_Stated problem:_
What follows is a listing; give it again exactly, in its entirety.

Dataset items
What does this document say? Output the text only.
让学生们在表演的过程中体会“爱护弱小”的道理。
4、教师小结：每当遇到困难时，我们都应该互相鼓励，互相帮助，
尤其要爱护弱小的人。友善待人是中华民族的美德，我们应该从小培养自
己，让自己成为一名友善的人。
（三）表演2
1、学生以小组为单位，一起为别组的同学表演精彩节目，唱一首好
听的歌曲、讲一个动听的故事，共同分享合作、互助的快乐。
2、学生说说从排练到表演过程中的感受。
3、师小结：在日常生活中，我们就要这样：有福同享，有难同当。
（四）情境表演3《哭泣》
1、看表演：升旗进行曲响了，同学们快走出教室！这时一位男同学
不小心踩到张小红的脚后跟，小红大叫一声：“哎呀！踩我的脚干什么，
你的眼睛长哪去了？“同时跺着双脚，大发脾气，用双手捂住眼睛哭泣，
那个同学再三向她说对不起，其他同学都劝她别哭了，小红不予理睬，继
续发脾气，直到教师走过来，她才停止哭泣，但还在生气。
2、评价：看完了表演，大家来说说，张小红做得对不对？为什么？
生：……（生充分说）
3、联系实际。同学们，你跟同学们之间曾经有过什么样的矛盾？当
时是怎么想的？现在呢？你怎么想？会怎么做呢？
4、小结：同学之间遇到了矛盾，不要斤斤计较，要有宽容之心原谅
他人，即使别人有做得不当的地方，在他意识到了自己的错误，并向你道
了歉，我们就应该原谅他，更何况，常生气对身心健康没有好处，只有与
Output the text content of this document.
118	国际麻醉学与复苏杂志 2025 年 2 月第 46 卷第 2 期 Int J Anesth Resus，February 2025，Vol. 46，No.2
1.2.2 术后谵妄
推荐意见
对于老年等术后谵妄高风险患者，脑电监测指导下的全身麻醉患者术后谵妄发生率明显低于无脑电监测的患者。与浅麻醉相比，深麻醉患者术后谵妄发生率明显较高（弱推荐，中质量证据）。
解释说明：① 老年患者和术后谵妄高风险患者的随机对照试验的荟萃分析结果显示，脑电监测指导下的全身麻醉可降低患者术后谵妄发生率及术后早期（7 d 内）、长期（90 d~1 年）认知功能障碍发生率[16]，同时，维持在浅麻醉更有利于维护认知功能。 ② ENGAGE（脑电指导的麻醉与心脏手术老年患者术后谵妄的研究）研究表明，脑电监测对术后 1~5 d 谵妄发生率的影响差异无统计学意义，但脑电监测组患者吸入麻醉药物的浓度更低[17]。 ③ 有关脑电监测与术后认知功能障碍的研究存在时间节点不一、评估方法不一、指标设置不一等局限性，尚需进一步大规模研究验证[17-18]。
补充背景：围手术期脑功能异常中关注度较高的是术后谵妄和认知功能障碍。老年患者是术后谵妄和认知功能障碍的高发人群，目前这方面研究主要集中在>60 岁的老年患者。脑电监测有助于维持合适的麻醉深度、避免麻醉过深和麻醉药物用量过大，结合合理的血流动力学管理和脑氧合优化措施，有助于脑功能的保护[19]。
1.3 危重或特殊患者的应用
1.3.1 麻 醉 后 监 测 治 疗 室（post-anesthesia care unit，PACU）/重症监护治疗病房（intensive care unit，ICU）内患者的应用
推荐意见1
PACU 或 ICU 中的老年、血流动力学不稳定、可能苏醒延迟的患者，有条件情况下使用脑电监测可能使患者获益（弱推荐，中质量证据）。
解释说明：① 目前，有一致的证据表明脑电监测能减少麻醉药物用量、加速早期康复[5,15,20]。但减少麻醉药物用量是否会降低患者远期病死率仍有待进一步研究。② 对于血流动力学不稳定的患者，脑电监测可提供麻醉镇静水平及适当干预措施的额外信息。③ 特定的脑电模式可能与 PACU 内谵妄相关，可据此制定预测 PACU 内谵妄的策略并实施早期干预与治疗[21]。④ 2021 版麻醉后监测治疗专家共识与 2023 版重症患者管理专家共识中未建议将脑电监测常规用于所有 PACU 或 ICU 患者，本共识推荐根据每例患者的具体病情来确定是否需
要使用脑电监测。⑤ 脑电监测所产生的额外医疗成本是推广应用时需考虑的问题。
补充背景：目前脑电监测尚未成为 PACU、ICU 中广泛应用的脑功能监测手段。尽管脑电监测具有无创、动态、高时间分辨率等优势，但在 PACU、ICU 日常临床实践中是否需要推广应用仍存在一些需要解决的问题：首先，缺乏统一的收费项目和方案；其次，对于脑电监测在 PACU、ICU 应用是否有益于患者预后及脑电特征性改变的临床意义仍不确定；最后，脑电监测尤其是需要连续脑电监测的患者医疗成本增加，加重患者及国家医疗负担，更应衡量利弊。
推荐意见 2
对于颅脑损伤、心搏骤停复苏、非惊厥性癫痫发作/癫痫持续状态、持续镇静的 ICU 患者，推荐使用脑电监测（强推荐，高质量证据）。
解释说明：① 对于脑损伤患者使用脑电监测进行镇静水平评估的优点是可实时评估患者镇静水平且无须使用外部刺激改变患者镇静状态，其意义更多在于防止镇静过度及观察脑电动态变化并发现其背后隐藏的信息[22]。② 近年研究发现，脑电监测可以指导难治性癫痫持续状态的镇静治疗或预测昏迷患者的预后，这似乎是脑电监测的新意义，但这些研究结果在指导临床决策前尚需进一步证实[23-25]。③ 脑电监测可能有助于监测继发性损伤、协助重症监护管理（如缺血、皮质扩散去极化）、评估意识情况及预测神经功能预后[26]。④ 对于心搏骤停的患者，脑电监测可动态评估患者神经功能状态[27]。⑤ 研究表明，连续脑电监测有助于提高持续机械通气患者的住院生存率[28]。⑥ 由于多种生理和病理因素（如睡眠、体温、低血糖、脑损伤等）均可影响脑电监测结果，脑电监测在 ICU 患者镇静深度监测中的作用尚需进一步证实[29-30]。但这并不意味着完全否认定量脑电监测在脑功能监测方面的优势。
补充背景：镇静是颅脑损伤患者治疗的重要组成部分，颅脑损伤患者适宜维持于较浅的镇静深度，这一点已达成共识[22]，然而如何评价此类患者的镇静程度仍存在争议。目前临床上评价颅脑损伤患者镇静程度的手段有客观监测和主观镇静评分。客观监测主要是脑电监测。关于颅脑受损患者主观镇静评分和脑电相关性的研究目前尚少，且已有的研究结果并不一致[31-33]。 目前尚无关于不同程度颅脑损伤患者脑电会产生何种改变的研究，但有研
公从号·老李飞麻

_Solution for this problem:_
What does this document say? Output the text only.
让学生们在表演的过程中体会“爱护弱小”的道理。
4、教师小结：每当遇到困难时，我们都应该互相鼓励，互相帮助，
尤其要爱护弱小的人。友善待人是中华民族的美德，我们应该从小培养自
己，让自己成为一名友善的人。
（三）表演2
1、学生以小组为单位，一起为别组的同学表演精彩节目，唱一首好
听的歌曲、讲一个动听的故事，共同分享合作、互助的快乐。
2、学生说说从排练到表演过程中的感受。
3、师小结：在日常生活中，我们就要这样：有福同享，有难同当。
（四）情境表演3《哭泣》
1、看表演：升旗进行曲响了，同学们快走出教室！这时一位男同学
不小心踩到张小红的脚后跟，小红大叫一声：“哎呀！踩我的脚干什么，
你的眼睛长哪去了？“同时跺着双脚，大发脾气，用双手捂住眼睛哭泣，
那个同学再三向她说对不起，其他同学都劝她别哭了，小红不予理睬，继
续发脾气，直到教师走过来，她才停止哭泣，但还在生气。
2、评价：看完了表演，大家来说说，张小红做得对不对？为什么？
生：……（生充分说）
3、联系实际。同学们，你跟同学们之间曾经有过什么样的矛盾？当
时是怎么想的？现在呢？你怎么想？会怎么做呢？
4、小结：同学之间遇到了矛盾，不要斤斤计较，要有宽容之心原谅
他人，即使别人有做得不当的地方，在他意识到了自己的错误，并向你道
了歉，我们就应该原谅他，更何况，常生气对身心健康没有好处，只有与
Output the text content of this document.
118	国际麻醉学与复苏杂志 2025 年 2 月第 46 卷第 2 期 Int J Anesth Resus，February 2025，Vol. 46，No.2
1.2.2 术后谵妄
推荐意见
对于老年等术后谵妄高风险患者，脑电监测指导下的全身麻醉患者术后谵妄发生率明显低于无脑电监测的患者。与浅麻醉相比，深麻醉患者术后谵妄发生率明显较高（弱推荐，中质量证据）。
解释说明：① 老年患者和术后谵妄高风险患者的随机对照试验的荟萃分析结果显示，脑电监测指导下的全身麻醉可降低患者术后谵妄发生率及术后早期（7 d 内）、长期（90 d~1 年）认知功能障碍发生率[16]，同时，维持在浅麻醉更有利于维护认知功能。 ② ENGAGE（脑电指导的麻醉与心脏手术老年患者术后谵妄的研究）研究表明，脑电监测对术后 1~5 d 谵妄发生率的影响差异无统计学意义，但脑电监测组患者吸入麻醉药物的浓度更低[17]。 ③ 有关脑电监测与术后认知功能障碍的研究存在时间节点不一、评估方法不一、指标设置不一等局限性，尚需进一步大规模研究验证[17-18]。
补充背景：围手术期脑功能异常中关注度较高的是术后谵妄和认知功能障碍。老年患者是术后谵妄和认知功能障碍的高发人群，目前这方面研究主要集中在>60 岁的老年患者。脑电监测有助于维持合适的麻醉深度、避免麻醉过深和麻醉药物用量过大，结合合理的血流动力学管理和脑氧合优化措施，有助于脑功能的保护[19]。
1.3 危重或特殊患者的应用
1.3.1 麻 醉 后 监 测 治 疗 室（post-anesthesia care unit，PACU）/重症监护治疗病房（intensive care unit，ICU）内患者的应用
推荐意见1
PACU 或 ICU 中的老年、血流动力学不稳定、可能苏醒延迟的患者，有条件情况下使用脑电监测可能使患者获益（弱推荐，中质量证据）。
解释说明：① 目前，有一致的证据表明脑电监测能减少麻醉药物用量、加速早期康复[5,15,20]。但减少麻醉药物用量是否会降低患者远期病死率仍有待进一步研究。② 对于血流动力学不稳定的患者，脑电监测可提供麻醉镇静水平及适当干预措施的额外信息。③ 特定的脑电模式可能与 PACU 内谵妄相关，可据此制定预测 PACU 内谵妄的策略并实施早期干预与治疗[21]。④ 2021 版麻醉后监测治疗专家共识与 2023 版重症患者管理专家共识中未建议将脑电监测常规用于所有 PACU 或 ICU 患者，本共识推荐根据每例患者的具体病情来确定是否需
要使用脑电监测。⑤ 脑电监测所产生的额外医疗成本是推广应用时需考虑的问题。
补充背景：目前脑电监测尚未成为 PACU、ICU 中广泛应用的脑功能监测手段。尽管脑电监测具有无创、动态、高时间分辨率等优势，但在 PACU、ICU 日常临床实践中是否需要推广应用仍存在一些需要解决的问题：首先，缺乏统一的收费项目和方案；其次，对于脑电监测在 PACU、ICU 应用是否有益于患者预后及脑电特征性改变的临床意义仍不确定；最后，脑电监测尤其是需要连续脑电监测的患者医疗成本增加，加重患者及国家医疗负担，更应衡量利弊。
推荐意见 2
对于颅脑损伤、心搏骤停复苏、非惊厥性癫痫发作/癫痫持续状态、持续镇静的 ICU 患者，推荐使用脑电监测（强推荐，高质量证据）。
解释说明：① 对于脑损伤患者使用脑电监测进行镇静水平评估的优点是可实时评估患者镇静水平且无须使用外部刺激改变患者镇静状态，其意义更多在于防止镇静过度及观察脑电动态变化并发现其背后隐藏的信息[22]。② 近年研究发现，脑电监测可以指导难治性癫痫持续状态的镇静治疗或预测昏迷患者的预后，这似乎是脑电监测的新意义，但这些研究结果在指导临床决策前尚需进一步证实[23-25]。③ 脑电监测可能有助于监测继发性损伤、协助重症监护管理（如缺血、皮质扩散去极化）、评估意识情况及预测神经功能预后[26]。④ 对于心搏骤停的患者，脑电监测可动态评估患者神经功能状态[27]。⑤ 研究表明，连续脑电监测有助于提高持续机械通气患者的住院生存率[28]。⑥ 由于多种生理和病理因素（如睡眠、体温、低血糖、脑损伤等）均可影响脑电监测结果，脑电监测在 ICU 患者镇静深度监测中的作用尚需进一步证实[29-30]。但这并不意味着完全否认定量脑电监测在脑功能监测方面的优势。
补充背景：镇静是颅脑损伤患者治疗的重要组成部分，颅脑损伤患者适宜维持于较浅的镇静深度，这一点已达成共识[22]，然而如何评价此类患者的镇静程度仍存在争议。目前临床上评价颅脑损伤患者镇静程度的手段有客观监测和主观镇静评分。客观监测主要是脑电监测。关于颅脑受损患者主观镇静评分和脑电相关性的研究目前尚少，且已有的研究结果并不一致[31-33]。 目前尚无关于不同程度颅脑损伤患者脑电会产生何种改变的研究，但有研
公从号·老李飞麻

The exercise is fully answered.